Given problem —
In the material below, find how many lines contain the string "Заболеваемость". Write only that number.
────────
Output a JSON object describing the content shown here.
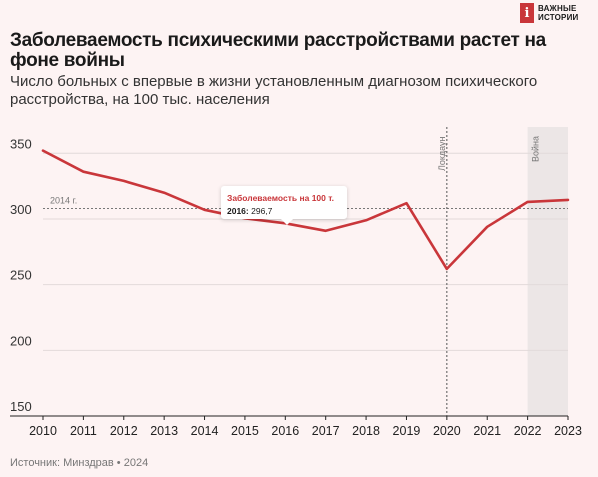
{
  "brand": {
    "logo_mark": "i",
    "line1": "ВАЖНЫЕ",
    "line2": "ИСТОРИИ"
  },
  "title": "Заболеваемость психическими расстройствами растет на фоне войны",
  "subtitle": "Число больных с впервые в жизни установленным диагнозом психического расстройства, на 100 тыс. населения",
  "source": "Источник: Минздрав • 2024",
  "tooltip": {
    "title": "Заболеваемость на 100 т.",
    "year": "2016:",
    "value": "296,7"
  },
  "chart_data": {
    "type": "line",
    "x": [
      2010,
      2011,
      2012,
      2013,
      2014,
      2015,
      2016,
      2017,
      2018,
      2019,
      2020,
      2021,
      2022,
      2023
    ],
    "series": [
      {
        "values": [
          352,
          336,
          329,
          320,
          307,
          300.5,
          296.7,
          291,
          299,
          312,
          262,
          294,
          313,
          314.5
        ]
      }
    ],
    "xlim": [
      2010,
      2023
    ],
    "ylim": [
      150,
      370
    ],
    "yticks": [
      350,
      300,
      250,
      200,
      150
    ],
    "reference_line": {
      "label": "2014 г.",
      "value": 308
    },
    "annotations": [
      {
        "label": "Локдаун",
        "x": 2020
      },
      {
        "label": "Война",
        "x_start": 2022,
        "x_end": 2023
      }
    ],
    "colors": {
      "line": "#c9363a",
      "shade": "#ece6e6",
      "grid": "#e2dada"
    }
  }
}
────────
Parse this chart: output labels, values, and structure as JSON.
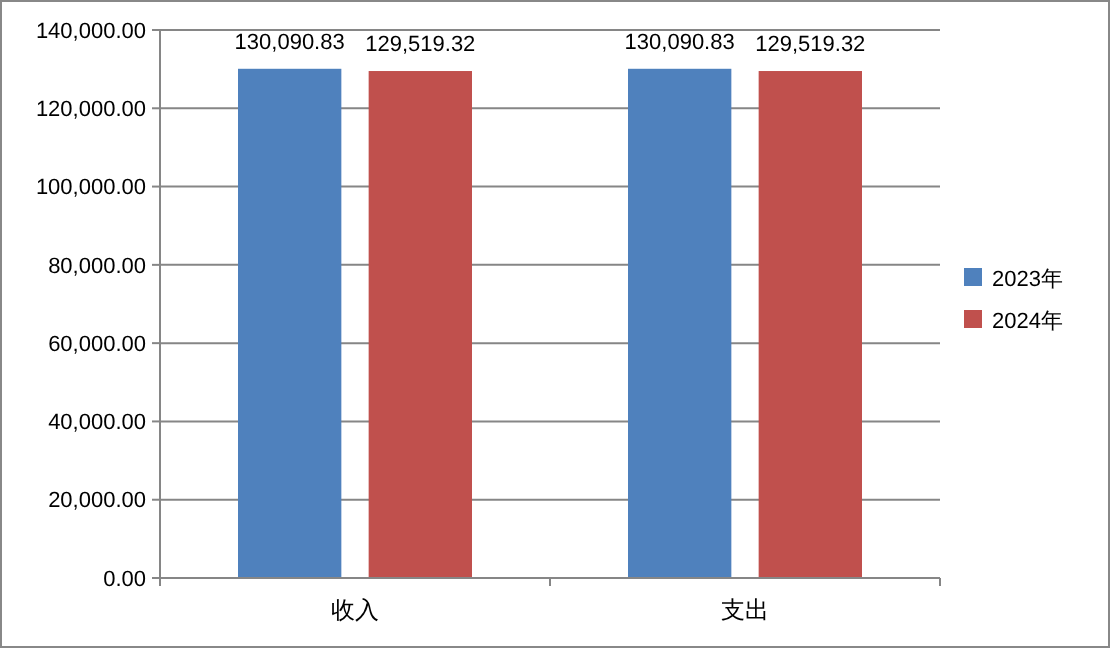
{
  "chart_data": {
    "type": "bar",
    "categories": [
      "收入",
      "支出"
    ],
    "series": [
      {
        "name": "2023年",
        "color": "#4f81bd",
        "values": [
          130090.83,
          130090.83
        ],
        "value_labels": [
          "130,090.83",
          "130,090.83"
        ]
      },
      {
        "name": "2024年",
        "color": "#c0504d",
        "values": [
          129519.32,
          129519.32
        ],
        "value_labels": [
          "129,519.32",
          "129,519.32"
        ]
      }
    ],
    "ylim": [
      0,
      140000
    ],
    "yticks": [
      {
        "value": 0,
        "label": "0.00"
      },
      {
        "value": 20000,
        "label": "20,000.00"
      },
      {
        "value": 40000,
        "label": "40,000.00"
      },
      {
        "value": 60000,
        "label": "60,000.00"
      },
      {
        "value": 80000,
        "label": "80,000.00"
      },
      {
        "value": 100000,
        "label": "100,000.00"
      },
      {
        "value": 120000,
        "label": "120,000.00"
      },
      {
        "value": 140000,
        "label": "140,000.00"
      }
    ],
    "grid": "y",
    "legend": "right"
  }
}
────────
Exercise solution —
2